## To do:
Check each line of the records below and collect those that include the word "Amet".

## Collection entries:
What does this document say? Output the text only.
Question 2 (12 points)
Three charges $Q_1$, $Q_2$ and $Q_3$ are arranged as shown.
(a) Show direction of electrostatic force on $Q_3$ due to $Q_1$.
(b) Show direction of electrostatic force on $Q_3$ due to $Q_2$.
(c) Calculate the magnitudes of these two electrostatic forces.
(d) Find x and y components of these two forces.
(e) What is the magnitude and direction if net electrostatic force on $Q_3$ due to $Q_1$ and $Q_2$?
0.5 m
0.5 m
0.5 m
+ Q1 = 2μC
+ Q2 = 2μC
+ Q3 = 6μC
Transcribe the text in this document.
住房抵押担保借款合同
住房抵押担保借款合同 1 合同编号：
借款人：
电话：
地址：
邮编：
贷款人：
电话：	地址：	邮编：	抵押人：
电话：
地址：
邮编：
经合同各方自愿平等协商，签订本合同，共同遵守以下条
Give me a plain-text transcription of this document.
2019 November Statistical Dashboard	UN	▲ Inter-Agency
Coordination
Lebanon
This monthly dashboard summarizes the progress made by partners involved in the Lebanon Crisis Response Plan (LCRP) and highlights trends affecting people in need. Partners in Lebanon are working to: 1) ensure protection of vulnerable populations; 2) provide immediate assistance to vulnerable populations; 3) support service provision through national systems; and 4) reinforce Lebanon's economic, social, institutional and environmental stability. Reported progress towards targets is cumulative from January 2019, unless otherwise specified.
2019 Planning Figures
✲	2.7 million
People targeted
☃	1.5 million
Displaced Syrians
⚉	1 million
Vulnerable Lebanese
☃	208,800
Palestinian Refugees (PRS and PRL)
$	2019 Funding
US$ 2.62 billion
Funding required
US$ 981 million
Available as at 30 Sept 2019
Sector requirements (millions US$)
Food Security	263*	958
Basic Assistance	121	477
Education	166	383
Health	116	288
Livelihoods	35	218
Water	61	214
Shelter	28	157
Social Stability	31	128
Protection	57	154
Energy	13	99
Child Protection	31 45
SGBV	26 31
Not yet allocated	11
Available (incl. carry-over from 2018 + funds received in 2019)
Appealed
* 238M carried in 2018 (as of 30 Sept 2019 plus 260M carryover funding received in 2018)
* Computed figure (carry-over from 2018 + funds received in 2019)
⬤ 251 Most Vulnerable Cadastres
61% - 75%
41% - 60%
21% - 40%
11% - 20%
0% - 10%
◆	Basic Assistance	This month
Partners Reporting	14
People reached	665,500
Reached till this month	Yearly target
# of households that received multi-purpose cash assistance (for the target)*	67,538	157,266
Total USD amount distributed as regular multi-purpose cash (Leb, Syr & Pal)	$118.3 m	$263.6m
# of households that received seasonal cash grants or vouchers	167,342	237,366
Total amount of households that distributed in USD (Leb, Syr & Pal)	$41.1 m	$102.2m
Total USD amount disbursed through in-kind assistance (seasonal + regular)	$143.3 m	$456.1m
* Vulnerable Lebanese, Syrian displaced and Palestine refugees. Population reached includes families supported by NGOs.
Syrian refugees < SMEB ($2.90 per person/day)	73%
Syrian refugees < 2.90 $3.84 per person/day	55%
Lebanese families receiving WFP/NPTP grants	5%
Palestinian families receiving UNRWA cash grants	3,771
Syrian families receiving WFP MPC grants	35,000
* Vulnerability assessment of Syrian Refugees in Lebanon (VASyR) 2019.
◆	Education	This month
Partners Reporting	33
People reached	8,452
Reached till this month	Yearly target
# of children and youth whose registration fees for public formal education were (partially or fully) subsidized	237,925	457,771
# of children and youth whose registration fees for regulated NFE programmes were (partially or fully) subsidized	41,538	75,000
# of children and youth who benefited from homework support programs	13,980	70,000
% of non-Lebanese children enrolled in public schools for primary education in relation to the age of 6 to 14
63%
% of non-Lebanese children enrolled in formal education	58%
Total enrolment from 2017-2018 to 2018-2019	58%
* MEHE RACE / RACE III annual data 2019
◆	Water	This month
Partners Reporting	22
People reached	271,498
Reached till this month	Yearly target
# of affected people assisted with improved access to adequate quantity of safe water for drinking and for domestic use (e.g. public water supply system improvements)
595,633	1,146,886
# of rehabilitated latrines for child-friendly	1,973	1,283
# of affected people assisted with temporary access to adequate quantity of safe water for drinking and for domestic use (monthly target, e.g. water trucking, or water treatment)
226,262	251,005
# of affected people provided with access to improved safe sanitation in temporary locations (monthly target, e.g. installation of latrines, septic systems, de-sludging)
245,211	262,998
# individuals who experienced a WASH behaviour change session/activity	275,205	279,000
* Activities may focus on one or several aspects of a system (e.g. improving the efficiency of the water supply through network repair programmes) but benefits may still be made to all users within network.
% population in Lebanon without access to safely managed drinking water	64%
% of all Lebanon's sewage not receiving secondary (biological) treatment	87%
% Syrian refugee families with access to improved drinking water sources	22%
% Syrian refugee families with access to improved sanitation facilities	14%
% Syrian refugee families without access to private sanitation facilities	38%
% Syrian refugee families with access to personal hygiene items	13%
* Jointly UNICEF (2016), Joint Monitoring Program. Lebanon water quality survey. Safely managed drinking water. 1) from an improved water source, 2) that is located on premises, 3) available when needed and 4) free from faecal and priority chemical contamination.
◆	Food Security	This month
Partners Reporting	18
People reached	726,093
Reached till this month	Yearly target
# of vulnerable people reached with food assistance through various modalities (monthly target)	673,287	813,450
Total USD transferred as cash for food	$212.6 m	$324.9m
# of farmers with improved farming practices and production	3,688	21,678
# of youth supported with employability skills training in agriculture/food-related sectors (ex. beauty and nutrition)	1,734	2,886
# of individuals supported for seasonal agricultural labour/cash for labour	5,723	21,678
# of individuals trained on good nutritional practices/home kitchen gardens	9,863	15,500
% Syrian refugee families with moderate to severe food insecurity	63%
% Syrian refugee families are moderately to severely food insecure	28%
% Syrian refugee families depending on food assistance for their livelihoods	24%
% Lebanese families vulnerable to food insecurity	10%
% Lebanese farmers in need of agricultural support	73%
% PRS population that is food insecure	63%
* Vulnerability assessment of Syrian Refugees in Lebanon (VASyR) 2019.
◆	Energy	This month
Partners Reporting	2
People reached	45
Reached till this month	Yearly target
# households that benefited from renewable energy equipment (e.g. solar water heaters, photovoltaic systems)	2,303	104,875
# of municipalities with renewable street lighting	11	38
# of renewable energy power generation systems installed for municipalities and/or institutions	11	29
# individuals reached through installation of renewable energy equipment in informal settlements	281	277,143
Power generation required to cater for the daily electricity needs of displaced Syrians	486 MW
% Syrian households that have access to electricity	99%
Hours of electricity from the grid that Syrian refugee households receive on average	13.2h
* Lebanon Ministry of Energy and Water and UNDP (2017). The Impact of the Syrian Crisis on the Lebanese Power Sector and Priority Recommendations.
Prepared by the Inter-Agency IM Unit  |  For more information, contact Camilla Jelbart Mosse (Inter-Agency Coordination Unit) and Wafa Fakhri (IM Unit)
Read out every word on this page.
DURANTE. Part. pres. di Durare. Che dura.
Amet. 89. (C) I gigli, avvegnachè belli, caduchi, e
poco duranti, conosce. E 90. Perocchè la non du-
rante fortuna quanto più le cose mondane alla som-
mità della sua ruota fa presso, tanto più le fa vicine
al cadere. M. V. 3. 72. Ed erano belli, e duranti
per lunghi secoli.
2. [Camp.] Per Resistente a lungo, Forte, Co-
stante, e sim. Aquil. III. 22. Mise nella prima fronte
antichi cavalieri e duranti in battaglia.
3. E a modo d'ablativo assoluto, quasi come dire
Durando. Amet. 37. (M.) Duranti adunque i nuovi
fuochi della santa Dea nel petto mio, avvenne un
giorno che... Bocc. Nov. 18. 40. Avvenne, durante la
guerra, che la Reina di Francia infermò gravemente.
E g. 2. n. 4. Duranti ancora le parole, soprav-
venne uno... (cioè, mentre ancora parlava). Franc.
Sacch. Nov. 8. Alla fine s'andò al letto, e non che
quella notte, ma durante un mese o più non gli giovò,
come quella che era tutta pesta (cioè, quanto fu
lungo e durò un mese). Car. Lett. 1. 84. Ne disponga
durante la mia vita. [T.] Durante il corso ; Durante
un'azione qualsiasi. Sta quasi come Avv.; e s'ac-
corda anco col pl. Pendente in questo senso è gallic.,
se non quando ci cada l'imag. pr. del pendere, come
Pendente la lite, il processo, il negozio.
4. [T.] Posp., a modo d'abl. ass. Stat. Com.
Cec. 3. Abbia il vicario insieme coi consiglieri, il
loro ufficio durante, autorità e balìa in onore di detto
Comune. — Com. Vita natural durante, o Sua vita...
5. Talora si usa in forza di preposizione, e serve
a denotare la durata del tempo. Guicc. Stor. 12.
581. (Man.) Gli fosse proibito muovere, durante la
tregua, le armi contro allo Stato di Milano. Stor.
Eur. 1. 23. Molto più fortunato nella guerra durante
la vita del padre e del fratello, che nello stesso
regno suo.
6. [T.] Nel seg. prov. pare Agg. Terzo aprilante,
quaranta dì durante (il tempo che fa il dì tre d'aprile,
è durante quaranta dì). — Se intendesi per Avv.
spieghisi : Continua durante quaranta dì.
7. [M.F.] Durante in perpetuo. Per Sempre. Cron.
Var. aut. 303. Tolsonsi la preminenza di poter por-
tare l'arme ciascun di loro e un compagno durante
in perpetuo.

## Reply to the exercise:
Amet. 89. (C) I gigli, avvegnachè belli, caduchi, e
Durando. Amet. 37. (M.) Duranti adunque i nuovi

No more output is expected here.